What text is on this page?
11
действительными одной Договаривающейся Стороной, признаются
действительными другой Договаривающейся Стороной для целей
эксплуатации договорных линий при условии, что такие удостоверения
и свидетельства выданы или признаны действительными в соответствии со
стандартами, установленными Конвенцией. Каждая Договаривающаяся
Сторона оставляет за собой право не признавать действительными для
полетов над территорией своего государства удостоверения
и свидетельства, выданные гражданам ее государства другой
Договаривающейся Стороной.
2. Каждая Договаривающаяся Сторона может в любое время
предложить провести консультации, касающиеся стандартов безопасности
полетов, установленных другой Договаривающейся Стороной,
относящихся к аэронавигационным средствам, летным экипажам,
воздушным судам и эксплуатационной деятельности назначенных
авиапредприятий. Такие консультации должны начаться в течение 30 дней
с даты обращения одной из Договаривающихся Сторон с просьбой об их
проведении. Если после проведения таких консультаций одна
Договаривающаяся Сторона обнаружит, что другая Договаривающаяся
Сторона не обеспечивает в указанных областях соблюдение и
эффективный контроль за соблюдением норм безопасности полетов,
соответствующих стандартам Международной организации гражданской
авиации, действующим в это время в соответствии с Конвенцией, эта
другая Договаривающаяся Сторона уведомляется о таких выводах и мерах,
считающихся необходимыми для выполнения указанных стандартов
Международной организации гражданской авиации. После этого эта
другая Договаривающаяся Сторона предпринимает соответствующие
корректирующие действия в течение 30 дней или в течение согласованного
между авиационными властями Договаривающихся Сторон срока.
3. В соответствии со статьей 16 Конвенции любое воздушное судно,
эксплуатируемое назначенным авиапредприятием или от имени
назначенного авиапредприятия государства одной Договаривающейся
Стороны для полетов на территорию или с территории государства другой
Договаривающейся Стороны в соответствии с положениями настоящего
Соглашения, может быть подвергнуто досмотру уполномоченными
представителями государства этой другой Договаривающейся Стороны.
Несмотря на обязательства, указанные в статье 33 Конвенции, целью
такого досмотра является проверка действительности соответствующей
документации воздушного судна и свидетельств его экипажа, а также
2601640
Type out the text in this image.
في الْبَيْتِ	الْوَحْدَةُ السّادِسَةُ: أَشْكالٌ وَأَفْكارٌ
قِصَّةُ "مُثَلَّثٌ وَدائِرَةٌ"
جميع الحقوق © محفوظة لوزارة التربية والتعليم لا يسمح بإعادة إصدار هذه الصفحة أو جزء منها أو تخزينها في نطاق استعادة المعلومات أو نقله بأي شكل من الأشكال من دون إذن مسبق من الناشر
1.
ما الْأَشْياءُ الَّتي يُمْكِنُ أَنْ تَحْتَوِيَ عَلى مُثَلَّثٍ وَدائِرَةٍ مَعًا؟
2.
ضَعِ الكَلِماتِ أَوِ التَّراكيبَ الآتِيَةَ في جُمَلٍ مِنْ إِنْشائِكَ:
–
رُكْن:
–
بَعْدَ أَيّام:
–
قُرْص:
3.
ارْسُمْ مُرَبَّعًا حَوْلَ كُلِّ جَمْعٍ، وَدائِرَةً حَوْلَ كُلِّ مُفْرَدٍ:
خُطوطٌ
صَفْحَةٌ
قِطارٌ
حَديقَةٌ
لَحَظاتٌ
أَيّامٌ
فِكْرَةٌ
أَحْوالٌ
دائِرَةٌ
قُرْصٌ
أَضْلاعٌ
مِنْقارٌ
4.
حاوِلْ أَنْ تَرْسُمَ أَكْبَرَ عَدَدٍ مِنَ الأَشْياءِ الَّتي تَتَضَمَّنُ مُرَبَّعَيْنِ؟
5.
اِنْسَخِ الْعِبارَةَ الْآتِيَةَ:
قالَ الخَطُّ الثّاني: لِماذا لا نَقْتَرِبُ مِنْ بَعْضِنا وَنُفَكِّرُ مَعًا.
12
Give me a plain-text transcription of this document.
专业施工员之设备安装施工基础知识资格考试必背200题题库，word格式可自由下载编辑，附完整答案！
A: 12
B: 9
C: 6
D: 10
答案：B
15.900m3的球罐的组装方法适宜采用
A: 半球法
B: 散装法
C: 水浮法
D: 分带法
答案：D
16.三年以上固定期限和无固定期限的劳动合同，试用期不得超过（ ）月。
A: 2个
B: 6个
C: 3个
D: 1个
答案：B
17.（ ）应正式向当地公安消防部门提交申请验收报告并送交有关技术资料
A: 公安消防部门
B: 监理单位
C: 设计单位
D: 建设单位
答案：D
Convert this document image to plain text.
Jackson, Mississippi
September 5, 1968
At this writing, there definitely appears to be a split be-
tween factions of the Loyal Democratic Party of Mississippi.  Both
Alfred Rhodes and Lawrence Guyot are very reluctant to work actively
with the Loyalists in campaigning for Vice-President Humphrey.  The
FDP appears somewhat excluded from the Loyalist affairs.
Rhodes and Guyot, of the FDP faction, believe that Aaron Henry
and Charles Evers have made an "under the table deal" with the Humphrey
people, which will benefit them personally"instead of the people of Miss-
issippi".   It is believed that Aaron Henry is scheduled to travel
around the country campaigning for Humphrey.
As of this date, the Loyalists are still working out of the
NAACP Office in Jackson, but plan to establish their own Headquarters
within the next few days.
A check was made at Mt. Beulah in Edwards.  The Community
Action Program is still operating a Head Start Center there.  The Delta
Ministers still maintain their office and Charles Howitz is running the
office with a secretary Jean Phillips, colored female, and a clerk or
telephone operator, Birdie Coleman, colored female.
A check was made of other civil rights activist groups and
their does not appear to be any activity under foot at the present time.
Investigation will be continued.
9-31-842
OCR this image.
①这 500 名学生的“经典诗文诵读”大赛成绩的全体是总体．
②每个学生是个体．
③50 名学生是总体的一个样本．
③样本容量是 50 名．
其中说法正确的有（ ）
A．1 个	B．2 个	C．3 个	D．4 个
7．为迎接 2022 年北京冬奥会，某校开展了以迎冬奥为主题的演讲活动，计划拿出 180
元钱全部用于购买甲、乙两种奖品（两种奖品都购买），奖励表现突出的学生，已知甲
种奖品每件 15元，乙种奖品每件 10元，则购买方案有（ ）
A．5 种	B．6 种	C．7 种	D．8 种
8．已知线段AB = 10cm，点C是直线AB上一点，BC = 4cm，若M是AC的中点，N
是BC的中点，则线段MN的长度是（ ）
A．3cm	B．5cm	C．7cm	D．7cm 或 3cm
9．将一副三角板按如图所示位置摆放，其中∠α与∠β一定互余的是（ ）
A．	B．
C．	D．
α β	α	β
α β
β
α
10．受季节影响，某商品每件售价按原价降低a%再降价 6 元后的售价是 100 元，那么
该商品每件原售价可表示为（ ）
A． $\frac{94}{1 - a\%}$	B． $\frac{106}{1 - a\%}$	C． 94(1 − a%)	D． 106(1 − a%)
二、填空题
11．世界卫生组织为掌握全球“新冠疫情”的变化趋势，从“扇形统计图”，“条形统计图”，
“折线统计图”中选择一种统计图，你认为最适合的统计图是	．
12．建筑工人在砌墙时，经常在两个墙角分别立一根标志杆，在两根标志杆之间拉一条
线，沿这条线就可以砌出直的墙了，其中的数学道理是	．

- Directions -
In the records above, locate the lines holding the word "любое". Copy each of them.

- Solution -
2. Каждая Договаривающаяся Сторона может в любое время
3. В соответствии со статьей 16 Конвенции любое воздушное судно,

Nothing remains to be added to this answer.